> **Excerpt provided**
━━━

VICTORIA – The West Coast is on track for a cold, wet June.
Officials say the silver lining is a low fire hazard for the early summer. However, the province noted there are several areas experiencing drier-than-normal patterns, including southern Cariboo, Thompson-Okanagan and Rocky Mountain Trench.
Officials plan to monitor these areas as the longer-range forecast indicates a shift to above seasonal temperatures for late July and August, which may bring an increased wildfire hazard.
To support wildfire prevention, preparedness and resilient communities, Budget 2022 provided $359 million in new funding to protect British Columbians from wildfires.
Officials plan to transform the organization into a year-round service and shift from its current reactive model to a more proactive approach. This includes $145 million to strengthen the BC Wildfire Service and Emergency Management BC. This will enable the BC Wildfire Service to focus on all four pillars of wildfire management: prevention and mitigation; preparedness; response; and recovery.
“Last year’s devastating fire season highlighted the importance of wildfire prevention for B.C. communities and, as we saw first-hand in Logan Lake, how it can make a real difference for people’s lives,” said Katrine Conroy, minister of forests, in a statement. “That’s why our government is more than doubling the funding available for wildfire prevention activities like FireSmart and making historic investments to transform BC Wildfire Service into a year-round, more proactive service.”

━━━

For each statement, decide whether the text on British Columbia's wildfire outlook agrees with it, and quote the exact words that settle it. (a) Budget 2022 provided $359 million in new funding to protect British Columbians from wildfires. (b) The longer-range forecast points to below seasonal temperatures for late July and August. (c) Thompson-Okanagan is one of the areas with drier-than-normal patterns.

> **Excerpted records**
━━━

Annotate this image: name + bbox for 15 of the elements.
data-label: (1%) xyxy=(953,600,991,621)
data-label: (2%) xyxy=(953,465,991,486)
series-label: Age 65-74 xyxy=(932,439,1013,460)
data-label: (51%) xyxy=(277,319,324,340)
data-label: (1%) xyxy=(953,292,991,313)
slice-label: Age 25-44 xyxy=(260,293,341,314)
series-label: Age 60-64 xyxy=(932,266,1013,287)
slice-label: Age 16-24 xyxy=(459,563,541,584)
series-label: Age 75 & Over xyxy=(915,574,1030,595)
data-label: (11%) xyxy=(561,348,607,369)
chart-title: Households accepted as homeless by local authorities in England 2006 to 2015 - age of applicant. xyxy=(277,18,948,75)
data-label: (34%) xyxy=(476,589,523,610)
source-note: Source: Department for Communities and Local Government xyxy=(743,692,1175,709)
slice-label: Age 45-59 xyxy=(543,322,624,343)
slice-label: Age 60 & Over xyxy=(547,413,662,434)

━━━

> **Output below**
(a) Yes: "Budget 2022 provided $359 million in new funding to protect British Columbians from wildfires."
(b) No: "the longer-range forecast indicates a shift to above seasonal temperatures for late July and August"
(c) Yes: "several areas experiencing drier-than-normal patterns, including southern Cariboo, Thompson-Okanagan and Rocky Mountain Trench"